[Items from a data source]
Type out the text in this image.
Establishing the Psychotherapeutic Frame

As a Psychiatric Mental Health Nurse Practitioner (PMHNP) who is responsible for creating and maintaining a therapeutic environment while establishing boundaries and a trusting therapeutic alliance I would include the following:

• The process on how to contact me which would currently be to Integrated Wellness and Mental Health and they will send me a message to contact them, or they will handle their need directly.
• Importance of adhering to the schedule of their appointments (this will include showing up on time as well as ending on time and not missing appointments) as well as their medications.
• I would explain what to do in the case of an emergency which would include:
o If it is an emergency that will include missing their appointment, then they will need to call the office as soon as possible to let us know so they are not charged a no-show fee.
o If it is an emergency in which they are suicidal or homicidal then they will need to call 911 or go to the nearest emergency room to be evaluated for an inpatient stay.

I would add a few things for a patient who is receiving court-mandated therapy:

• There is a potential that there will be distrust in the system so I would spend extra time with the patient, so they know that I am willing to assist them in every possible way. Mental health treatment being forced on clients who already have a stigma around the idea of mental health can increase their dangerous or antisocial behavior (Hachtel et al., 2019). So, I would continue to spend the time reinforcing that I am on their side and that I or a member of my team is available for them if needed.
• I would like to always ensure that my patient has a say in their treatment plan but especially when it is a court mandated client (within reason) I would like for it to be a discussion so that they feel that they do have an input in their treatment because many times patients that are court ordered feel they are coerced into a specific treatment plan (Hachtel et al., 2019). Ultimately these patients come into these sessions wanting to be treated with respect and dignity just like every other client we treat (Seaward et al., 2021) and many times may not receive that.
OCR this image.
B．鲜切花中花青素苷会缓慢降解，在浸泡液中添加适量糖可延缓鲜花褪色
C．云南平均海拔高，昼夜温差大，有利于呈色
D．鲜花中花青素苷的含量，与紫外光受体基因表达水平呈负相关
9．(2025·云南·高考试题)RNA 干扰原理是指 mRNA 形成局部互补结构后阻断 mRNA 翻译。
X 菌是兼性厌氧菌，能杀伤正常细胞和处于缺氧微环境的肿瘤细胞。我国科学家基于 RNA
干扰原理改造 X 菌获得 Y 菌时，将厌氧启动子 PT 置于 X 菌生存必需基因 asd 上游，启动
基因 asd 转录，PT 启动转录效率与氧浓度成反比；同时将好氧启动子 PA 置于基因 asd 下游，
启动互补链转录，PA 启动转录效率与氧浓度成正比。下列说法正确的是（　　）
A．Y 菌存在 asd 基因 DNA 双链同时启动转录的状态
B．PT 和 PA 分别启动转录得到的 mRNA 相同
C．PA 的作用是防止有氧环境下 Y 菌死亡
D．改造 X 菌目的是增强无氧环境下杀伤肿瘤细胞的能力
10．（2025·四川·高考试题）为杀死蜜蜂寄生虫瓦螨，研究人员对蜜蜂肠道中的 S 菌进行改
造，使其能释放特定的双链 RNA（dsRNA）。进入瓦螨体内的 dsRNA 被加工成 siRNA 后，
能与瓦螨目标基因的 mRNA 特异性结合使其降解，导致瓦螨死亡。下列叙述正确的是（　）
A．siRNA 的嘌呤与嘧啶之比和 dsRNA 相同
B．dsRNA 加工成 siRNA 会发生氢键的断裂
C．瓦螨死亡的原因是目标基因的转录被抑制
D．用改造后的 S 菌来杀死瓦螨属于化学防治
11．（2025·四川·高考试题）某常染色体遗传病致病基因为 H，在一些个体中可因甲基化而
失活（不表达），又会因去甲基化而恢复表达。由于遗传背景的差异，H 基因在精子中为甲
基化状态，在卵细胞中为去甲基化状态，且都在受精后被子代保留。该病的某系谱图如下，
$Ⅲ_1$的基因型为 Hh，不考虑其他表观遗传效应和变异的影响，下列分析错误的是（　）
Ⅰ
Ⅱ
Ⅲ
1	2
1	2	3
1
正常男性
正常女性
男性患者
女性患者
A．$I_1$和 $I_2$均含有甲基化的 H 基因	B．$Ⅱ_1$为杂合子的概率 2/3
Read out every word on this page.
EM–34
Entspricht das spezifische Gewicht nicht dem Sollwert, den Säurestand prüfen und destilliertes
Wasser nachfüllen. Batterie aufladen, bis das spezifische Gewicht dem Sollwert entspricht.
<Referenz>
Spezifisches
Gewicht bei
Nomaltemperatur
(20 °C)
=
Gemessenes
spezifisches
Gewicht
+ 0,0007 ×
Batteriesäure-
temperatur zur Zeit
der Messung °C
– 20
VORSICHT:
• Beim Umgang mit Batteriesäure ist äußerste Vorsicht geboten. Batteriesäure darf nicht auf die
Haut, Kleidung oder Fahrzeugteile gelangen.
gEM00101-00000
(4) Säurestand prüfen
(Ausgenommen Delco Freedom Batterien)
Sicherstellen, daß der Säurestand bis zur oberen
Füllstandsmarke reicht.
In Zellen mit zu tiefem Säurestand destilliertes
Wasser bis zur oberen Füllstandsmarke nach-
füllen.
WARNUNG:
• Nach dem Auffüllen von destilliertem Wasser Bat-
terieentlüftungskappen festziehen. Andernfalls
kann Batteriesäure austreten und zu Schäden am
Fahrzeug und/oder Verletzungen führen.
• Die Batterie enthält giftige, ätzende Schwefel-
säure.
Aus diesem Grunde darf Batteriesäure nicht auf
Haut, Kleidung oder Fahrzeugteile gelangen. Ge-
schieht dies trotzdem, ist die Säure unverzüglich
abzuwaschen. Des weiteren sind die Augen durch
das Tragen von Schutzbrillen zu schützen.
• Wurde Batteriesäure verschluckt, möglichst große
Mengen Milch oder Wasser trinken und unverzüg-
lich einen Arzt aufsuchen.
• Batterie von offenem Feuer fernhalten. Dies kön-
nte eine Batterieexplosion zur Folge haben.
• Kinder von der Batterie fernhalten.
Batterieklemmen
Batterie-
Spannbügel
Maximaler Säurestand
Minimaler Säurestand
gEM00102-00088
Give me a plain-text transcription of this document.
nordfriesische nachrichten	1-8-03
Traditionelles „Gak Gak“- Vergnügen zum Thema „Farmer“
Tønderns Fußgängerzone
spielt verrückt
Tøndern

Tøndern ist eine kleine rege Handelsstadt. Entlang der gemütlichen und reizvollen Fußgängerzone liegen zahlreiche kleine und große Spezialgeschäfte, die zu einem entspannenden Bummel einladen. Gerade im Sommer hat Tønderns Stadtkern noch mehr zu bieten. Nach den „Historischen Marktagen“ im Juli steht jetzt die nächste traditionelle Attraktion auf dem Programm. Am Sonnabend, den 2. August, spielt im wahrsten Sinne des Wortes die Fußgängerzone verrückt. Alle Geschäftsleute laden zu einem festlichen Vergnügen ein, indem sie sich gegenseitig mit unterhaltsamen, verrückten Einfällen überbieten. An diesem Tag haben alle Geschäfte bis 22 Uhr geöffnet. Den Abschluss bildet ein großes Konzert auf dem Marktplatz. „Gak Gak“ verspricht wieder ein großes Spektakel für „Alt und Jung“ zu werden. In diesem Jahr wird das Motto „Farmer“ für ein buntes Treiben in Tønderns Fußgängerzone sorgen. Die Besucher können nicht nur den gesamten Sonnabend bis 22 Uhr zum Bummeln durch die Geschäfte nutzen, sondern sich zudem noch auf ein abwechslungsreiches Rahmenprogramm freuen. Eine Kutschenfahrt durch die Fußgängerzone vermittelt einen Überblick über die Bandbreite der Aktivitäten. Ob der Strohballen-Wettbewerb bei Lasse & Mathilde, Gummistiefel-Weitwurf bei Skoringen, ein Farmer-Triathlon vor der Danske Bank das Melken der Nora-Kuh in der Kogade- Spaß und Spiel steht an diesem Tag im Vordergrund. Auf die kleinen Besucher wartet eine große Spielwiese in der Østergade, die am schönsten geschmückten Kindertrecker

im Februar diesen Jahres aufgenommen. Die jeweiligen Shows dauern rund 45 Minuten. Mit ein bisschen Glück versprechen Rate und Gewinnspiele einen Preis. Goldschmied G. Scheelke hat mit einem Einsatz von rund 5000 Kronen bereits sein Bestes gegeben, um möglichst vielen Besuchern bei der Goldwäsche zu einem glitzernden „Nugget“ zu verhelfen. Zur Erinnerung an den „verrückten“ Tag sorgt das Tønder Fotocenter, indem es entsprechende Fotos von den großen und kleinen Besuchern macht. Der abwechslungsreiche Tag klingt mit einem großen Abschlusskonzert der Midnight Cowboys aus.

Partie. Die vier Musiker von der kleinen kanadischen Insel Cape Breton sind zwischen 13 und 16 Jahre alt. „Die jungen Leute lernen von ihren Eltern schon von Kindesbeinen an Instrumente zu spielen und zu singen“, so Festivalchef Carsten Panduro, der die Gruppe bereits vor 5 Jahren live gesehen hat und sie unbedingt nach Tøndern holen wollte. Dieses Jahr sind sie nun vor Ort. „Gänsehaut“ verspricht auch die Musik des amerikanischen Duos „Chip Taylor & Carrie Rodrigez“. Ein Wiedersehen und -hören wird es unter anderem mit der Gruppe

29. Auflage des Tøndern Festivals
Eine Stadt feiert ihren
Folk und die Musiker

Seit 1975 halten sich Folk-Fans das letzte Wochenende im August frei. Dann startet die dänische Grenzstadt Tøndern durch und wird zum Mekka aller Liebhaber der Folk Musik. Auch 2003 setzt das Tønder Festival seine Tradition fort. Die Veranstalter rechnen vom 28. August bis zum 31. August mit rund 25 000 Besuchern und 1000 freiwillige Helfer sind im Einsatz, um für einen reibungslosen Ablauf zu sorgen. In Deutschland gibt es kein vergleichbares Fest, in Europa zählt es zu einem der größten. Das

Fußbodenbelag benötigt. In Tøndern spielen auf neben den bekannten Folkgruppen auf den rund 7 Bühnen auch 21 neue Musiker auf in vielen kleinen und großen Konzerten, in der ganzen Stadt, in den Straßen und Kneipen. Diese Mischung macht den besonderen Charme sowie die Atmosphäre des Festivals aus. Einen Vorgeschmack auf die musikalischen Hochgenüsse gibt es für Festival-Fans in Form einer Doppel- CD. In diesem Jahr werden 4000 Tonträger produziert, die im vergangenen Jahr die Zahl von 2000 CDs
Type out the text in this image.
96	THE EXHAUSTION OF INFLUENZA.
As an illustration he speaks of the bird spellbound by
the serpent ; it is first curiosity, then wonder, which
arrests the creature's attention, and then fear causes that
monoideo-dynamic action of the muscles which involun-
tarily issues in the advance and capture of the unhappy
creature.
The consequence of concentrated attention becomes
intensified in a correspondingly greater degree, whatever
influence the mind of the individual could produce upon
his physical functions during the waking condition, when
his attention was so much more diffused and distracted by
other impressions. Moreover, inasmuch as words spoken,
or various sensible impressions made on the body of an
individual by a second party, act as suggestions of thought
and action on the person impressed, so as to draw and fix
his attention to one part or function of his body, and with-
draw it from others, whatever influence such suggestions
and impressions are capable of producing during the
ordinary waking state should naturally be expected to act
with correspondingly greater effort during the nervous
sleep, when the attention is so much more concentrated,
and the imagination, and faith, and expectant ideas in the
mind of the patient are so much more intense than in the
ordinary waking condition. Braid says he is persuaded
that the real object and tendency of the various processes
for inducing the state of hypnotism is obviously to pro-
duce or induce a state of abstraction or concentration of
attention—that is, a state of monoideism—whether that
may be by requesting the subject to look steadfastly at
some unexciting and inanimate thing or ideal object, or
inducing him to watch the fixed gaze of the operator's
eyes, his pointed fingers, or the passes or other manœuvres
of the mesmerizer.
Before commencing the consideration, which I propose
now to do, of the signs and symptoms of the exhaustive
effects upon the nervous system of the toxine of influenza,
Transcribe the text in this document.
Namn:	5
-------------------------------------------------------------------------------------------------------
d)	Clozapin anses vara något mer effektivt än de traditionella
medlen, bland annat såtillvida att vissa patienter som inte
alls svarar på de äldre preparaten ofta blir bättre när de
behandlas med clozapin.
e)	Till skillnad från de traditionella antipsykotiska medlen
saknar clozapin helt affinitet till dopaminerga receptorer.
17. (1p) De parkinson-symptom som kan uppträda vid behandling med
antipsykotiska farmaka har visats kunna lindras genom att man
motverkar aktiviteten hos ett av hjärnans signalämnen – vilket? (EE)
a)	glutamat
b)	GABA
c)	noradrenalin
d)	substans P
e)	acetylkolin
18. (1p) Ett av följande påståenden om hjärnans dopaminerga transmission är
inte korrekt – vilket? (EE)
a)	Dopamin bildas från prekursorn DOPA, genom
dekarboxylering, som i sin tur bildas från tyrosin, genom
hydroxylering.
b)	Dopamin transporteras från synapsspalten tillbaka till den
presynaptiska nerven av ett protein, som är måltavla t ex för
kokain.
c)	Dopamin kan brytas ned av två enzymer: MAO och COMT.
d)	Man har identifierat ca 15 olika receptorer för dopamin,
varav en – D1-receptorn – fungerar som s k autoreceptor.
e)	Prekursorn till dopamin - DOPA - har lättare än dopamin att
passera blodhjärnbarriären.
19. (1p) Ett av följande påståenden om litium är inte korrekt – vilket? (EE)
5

What you should do ->
Look through the entries above; copy each line where the string "följande" appears.

Answer area ->
18. (1p) Ett av följande påståenden om hjärnans dopaminerga transmission är
19. (1p) Ett av följande påståenden om litium är inte korrekt – vilket? (EE)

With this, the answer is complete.